— START OF INPUT MATERIAL —

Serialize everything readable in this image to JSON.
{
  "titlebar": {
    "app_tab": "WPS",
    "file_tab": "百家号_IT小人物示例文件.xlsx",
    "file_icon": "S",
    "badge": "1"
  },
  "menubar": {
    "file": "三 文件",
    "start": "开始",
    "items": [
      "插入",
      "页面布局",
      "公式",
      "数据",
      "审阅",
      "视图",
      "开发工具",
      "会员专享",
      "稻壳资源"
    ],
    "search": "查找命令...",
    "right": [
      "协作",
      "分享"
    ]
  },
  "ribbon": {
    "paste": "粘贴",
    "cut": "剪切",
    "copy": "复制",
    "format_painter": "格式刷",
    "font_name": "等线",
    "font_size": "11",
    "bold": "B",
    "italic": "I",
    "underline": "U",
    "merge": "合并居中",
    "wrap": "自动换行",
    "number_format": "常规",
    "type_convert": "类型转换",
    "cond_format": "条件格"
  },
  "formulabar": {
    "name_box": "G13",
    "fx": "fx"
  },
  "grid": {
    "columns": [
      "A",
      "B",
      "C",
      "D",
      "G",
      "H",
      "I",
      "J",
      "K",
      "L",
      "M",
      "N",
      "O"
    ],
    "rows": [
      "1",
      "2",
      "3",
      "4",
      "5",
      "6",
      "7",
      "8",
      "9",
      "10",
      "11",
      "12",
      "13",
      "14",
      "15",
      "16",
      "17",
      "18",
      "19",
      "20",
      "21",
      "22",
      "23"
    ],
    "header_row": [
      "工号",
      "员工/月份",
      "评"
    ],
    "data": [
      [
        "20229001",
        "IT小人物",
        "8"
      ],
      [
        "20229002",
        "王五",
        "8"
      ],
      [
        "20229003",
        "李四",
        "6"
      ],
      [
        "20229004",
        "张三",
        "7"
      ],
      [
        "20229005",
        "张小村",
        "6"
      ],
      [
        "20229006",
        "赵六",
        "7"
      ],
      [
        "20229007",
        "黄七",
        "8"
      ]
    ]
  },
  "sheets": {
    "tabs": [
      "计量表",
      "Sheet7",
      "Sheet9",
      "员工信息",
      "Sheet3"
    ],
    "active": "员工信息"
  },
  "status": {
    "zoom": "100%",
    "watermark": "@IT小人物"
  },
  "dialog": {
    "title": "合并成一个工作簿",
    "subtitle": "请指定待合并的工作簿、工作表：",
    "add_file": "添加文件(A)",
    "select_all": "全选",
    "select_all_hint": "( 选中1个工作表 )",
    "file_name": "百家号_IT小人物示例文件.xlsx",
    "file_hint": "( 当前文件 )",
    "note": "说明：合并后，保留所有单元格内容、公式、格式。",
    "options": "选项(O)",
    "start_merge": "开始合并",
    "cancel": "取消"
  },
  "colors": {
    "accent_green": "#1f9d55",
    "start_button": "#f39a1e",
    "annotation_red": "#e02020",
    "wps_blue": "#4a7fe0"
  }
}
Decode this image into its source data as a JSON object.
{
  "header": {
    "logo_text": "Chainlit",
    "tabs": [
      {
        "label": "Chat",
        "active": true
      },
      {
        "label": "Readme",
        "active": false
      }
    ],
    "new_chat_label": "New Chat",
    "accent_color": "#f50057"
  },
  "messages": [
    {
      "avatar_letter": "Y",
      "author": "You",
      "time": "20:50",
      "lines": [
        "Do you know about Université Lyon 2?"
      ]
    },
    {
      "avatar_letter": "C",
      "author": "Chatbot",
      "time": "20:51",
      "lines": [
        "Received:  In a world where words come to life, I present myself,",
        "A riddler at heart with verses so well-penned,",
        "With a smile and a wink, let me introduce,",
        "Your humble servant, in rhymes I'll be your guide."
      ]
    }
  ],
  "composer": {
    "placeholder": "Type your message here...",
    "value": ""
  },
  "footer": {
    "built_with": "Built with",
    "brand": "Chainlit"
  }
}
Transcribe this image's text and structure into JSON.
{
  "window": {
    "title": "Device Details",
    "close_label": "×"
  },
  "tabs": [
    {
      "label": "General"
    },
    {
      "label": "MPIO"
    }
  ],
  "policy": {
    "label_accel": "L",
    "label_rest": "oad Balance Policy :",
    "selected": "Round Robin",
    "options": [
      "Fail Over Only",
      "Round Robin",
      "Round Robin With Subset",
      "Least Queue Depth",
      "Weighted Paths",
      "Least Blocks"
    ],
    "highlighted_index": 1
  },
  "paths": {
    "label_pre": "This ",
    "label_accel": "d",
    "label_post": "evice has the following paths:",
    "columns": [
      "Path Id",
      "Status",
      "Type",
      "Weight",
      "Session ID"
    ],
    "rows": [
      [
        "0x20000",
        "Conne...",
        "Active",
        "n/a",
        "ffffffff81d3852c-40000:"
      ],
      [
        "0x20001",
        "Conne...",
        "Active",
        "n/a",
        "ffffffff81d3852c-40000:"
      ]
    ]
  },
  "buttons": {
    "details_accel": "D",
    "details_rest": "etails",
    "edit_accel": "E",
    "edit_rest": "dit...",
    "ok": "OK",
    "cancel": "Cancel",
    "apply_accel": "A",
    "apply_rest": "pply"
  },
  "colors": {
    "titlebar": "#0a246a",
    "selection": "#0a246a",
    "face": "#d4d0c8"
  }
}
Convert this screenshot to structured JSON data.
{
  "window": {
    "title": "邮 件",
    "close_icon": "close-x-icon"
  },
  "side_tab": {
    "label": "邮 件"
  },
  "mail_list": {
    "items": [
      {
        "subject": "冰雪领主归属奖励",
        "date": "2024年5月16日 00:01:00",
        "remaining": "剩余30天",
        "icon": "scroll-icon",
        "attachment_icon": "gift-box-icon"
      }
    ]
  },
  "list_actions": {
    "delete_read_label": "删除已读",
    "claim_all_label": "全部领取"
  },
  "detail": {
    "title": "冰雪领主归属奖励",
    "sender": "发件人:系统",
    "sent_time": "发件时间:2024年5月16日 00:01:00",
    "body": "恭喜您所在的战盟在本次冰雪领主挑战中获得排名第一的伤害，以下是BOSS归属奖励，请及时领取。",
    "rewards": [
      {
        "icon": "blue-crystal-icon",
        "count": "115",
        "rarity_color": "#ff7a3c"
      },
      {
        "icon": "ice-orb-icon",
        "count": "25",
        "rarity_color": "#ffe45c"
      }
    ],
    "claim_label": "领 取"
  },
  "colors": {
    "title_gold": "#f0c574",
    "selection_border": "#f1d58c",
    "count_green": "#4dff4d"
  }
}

— END OF INPUT MATERIAL —

For each line of the listing that holds the word "your", show that line.

        "Your humble servant, in rhymes I'll be your guide."
    "placeholder": "Type your message here...",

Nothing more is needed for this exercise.